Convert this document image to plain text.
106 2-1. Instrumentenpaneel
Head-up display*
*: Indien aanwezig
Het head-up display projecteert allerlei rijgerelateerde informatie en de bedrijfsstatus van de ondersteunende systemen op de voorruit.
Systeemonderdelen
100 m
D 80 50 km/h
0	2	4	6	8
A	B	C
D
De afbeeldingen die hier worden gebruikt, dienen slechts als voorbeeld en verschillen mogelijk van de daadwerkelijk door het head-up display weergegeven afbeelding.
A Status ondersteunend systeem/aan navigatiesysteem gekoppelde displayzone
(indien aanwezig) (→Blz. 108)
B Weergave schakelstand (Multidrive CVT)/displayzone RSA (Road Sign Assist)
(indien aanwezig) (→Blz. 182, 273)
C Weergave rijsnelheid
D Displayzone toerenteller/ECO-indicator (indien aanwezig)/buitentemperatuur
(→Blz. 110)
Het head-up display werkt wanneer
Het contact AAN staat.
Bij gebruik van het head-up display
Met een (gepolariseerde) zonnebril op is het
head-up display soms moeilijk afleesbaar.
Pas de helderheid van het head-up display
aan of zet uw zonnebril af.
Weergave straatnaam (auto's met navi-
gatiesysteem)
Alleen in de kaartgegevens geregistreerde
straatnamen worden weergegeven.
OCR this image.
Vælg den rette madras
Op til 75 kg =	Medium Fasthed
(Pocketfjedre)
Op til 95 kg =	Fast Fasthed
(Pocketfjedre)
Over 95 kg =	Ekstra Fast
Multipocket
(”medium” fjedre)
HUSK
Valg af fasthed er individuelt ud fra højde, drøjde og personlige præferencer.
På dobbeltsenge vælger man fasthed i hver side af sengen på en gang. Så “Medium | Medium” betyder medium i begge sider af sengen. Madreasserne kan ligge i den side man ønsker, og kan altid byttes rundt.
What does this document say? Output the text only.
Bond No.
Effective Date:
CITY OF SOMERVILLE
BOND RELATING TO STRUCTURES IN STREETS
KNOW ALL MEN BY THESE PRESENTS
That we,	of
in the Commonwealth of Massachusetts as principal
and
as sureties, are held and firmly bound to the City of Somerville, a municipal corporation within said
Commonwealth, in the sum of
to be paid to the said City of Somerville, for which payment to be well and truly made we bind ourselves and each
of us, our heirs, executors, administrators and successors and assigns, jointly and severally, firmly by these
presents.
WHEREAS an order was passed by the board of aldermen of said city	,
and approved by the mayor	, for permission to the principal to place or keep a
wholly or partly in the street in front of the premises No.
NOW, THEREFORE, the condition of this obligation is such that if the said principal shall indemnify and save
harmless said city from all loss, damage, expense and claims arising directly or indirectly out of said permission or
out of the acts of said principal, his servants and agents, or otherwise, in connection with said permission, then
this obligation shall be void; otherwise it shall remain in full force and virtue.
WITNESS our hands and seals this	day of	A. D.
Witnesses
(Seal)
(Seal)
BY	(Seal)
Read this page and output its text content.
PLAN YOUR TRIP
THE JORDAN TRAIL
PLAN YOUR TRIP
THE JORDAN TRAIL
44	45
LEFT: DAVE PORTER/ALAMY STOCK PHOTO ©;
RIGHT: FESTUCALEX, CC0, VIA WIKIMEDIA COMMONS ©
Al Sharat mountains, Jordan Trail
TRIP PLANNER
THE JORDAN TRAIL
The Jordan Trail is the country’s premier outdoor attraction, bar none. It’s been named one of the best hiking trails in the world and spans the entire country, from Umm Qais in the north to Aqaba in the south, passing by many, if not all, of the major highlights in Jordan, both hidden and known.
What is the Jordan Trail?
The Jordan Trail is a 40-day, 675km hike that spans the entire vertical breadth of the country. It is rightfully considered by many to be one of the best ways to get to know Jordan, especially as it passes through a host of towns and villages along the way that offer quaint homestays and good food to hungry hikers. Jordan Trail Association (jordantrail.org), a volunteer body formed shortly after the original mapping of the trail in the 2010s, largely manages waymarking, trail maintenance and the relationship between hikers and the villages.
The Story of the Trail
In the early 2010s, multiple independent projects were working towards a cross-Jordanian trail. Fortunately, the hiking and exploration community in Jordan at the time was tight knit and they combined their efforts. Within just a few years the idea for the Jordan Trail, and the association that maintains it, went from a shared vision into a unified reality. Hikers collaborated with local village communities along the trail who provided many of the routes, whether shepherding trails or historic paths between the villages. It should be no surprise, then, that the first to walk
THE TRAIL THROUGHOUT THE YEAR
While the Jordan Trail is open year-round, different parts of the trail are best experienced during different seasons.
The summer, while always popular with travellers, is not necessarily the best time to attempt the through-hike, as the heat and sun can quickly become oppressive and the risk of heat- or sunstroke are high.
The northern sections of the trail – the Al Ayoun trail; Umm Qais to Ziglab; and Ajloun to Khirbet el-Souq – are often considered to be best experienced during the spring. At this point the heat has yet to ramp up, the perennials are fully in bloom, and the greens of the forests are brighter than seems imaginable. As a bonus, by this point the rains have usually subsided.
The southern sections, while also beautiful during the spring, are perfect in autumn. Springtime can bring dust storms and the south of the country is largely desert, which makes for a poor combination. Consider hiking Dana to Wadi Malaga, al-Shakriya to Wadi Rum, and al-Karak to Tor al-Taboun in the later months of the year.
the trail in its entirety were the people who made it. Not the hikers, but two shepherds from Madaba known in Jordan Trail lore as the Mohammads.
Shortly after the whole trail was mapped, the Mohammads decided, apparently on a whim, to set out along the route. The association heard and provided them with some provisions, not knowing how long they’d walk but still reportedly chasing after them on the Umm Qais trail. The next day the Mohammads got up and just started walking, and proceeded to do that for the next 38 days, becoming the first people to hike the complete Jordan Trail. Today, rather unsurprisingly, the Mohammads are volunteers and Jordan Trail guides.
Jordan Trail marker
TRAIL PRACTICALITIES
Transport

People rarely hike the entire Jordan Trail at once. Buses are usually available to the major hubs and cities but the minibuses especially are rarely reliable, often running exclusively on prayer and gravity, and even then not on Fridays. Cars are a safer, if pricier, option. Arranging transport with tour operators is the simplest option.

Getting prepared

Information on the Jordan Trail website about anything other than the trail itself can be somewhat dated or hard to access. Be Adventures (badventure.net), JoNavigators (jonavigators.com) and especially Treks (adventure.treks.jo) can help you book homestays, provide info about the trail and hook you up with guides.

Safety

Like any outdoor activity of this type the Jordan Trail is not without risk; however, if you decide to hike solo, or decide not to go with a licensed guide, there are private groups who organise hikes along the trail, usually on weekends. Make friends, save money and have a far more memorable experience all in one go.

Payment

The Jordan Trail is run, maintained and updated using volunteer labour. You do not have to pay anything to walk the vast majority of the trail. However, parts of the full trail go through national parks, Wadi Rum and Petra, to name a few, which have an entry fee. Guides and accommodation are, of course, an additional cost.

■ ■ ■ ■

* _Stated task_
Report every line in the data above in which the word "have" appears.

* _The reply_
The northern sections of the trail – the Al Ayoun trail; Umm Qais to Ziglab; and Ajloun to Khirbet el-Souq – are often considered to be best experienced during the spring. At this point the heat has yet to ramp up, the perennials are fully in bloom, and the greens of the forests are brighter than seems imaginable. As a bonus, by this point the rains have usually subsided.
Like any outdoor activity of this type the Jordan Trail is not without risk; however, if you decide to hike solo, or decide not to go with a licensed guide, there are private groups who organise hikes along the trail, usually on weekends. Make friends, save money and have a far more memorable experience all in one go.
The Jordan Trail is run, maintained and updated using volunteer labour. You do not have to pay anything to walk the vast majority of the trail. However, parts of the full trail go through national parks, Wadi Rum and Petra, to name a few, which have an entry fee. Guides and accommodation are, of course, an additional cost.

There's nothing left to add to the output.